Data for this exercise
- - - -

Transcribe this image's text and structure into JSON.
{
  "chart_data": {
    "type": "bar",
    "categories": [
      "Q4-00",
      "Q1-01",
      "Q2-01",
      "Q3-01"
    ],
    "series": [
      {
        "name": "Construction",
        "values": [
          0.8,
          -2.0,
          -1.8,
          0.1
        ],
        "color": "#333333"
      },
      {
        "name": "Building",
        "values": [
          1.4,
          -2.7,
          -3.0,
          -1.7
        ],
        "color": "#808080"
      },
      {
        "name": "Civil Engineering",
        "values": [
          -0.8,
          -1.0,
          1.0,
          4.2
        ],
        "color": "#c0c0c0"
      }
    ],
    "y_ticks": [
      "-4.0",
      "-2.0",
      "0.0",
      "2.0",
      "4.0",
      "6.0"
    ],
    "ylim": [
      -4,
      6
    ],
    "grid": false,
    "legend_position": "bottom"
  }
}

- - - -

The exercise
Reproduce the material above exactly; please quote every line of it.

Full output
Transcribe this image's text and structure into JSON.
{
  "chart_data": {
    "type": "bar",
    "categories": [
      "Q4-00",
      "Q1-01",
      "Q2-01",
      "Q3-01"
    ],
    "series": [
      {
        "name": "Construction",
        "values": [
          0.8,
          -2.0,
          -1.8,
          0.1
        ],
        "color": "#333333"
      },
      {
        "name": "Building",
        "values": [
          1.4,
          -2.7,
          -3.0,
          -1.7
        ],
        "color": "#808080"
      },
      {
        "name": "Civil Engineering",
        "values": [
          -0.8,
          -1.0,
          1.0,
          4.2
        ],
        "color": "#c0c0c0"
      }
    ],
    "y_ticks": [
      "-4.0",
      "-2.0",
      "0.0",
      "2.0",
      "4.0",
      "6.0"
    ],
    "ylim": [
      -4,
      6
    ],
    "grid": false,
    "legend_position": "bottom"
  }
}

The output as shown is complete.